Tiefgreifende Veränderungen sicher geglaubter Rahmenbedingungen haben in den vergangenen zwei Jahren maßgeblichen Einfluss auf die Entscheidungen und Strategien vieler Unternehmen. Neben begrenzter Versorgungssicherheit — etwa mit Rohmaterialien aus Holz, Metall oder Kunststoff — stellen steigende Preise für Energie sowie die zunehmende Inflation Unternehmen vor enorme Herausforderungen. Gleichzeitig büßen bereits erkannte und drängende Probleme wie die Klimakrise keineswegs an Dringlichkeit ein.

Die Lösung dieser vielschichtigen Probleme erfordert nicht nur kurzfristiges „Feuerlöschen“, sondern vielmehr ein Konzept, das Lösungsansätze für mehr als ein einzelnes Problemfeld bietet. Die Idee der Kreislaufwirtschaft ist keineswegs neu, gewinnt in den aktuellen Umständen jedoch signifikant an Relevanz. Neben offensichtlichen Kostenvorteilen, der Verbesserung der eigenen CO2-Bilanz und dem verminderten Einsatz von Ressourcen bietet das Konzept umfassende Chancen, insbesondere für fertigende Unternehmen.

Resilientere Lieferketten, besserer Materialfluss und sinkende Einkaufspreise

Viele Unternehmen haben in den vergangenen Jahren versäumt, ihre Lieferketten resilient zu gestalten (1). Zu diesem Ergebnis kommt eine McKinsey Studie aus Dezember 2021. Nearshoring, also die Beschaffung bei lokalen Lieferanten, sowie die zusätzliche Bevorratung mit Materialien stellen der Studie zufolge zentrale Strategien der befragten Unternehmen dar, um gestörten Lieferketten zu begegnen. Beide Strategien scheinen adäquate Lösungsmöglichkeiten, um solcherlei Probleme kurzfristig zu lösen. Nachteilig ist jedoch in beiden Fällen, dass steigende Preise — sowohl für die Lagerhaltungskosten einer vermehrten Bevorratung als auch für höhere Einkaufspreise für die Beschaffung im Hochlohnland — eine nahezu zwingende Folge sind. Eine Kreislaufwirtschaft bietet demgegenüber die Möglichkeit, Lieferketten in Teilen komplett selbst zu beeinflussen und gleichzeitig die Materialkosten eines Produktes durch Wiederverwendung von Materialien und Rohstoffen zu senken. Fehlen etwa Materialien eines Zulieferers, können im Zuge einer etablierten Kreislaufwirtschaft Materialrückflüsse beschleunigt und die fehlenden Materialien aus Altprodukten vermehrt wiedergewonnen werden. Es entsteht Dual-Sourcing, wobei das Unternehmen zum eigenen Lieferanten wird. Auf diese Weise können „Lücken“ im Materialzufluss aus wiederverwendeten Bauteilen überbrückt und ein kontinuierlicher Produktionsfluss erhalten werden.

### Gespeicherte Einträge aus einer Sammlung
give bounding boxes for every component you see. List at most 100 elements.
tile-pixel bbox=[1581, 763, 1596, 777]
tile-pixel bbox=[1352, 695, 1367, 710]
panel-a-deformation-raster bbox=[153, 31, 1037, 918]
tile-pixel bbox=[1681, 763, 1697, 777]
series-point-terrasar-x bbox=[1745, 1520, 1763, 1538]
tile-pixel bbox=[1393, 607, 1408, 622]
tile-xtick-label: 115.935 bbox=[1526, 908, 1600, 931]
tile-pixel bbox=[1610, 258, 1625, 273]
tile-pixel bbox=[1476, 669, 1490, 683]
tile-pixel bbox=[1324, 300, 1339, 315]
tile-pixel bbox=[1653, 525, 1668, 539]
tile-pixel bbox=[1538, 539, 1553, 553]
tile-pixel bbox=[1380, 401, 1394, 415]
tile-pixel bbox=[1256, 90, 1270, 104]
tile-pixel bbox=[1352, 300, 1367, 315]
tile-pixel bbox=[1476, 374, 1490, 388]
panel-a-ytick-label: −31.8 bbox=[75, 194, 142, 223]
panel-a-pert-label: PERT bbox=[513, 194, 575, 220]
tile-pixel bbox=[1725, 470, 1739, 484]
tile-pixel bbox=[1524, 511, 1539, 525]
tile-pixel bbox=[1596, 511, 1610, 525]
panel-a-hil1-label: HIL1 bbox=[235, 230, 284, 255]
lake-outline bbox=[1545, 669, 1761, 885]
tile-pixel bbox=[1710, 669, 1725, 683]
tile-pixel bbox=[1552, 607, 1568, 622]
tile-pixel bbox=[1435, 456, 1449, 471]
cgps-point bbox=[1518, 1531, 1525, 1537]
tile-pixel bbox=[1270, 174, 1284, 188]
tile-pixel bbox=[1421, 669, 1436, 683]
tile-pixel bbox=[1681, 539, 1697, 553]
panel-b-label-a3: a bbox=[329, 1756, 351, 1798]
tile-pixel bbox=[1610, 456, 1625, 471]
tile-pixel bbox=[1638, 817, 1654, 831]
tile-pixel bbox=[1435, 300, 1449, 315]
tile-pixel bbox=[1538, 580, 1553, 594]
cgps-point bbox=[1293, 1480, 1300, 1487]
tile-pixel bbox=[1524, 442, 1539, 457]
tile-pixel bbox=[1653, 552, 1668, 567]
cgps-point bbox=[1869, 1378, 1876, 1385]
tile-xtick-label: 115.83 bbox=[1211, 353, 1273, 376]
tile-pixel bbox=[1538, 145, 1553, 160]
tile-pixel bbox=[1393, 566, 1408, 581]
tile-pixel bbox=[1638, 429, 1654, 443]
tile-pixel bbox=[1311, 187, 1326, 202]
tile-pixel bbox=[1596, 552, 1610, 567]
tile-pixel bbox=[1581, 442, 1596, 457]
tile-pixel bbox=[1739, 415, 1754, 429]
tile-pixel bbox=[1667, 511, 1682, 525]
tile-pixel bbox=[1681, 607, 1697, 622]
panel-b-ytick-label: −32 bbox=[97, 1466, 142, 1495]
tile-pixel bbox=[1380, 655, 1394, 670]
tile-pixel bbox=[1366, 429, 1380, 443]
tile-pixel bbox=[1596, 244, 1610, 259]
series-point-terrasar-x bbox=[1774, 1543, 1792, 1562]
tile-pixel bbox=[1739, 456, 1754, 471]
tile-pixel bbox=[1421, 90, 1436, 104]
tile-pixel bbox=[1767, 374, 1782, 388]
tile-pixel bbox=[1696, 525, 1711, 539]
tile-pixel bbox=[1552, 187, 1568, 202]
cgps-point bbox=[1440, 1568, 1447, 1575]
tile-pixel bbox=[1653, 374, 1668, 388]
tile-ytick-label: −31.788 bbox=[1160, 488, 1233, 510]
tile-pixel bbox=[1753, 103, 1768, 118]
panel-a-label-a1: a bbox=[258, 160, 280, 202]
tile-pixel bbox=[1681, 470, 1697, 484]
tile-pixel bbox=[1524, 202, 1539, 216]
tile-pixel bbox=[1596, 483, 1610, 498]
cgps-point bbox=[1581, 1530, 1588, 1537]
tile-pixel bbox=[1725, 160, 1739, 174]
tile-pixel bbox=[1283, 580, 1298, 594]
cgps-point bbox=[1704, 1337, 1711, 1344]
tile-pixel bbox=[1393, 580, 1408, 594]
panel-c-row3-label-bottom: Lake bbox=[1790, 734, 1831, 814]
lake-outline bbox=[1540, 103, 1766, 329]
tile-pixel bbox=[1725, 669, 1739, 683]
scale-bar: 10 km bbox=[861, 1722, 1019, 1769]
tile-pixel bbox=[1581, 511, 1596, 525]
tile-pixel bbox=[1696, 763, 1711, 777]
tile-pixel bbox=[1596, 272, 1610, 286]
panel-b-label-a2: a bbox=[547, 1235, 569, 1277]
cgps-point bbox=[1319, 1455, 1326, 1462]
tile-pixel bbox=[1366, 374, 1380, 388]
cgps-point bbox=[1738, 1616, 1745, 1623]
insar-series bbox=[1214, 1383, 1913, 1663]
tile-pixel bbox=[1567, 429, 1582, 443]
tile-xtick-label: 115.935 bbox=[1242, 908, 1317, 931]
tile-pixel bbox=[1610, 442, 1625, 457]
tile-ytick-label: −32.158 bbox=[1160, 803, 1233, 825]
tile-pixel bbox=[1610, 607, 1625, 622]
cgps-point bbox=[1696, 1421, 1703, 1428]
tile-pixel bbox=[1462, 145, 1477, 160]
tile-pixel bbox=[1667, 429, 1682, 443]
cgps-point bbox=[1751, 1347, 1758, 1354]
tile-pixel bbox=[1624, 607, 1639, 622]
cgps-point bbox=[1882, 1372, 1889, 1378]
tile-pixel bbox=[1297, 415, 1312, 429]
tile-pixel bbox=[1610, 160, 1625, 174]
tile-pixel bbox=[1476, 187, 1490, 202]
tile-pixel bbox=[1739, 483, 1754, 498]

### Ziel der Übung
Beantworten Sie anhand des Textes zur Kreislaufwirtschaft folgende Fragen:
1. Welche Rohmaterialien werden als Beispiele für begrenzte Versorgungssicherheit genannt?
2. Aus welchem Monat und Jahr stammt die erwähnte McKinsey Studie?
3. Wie wird Nearshoring im Text erklärt?
Das Material stammt aus einer anderen Quelle.

### Endergebnis
1. Rohmaterialien aus Holz, Metall oder Kunststoff.
2. Aus Dezember 2021.
3. Als die Beschaffung bei lokalen Lieferanten.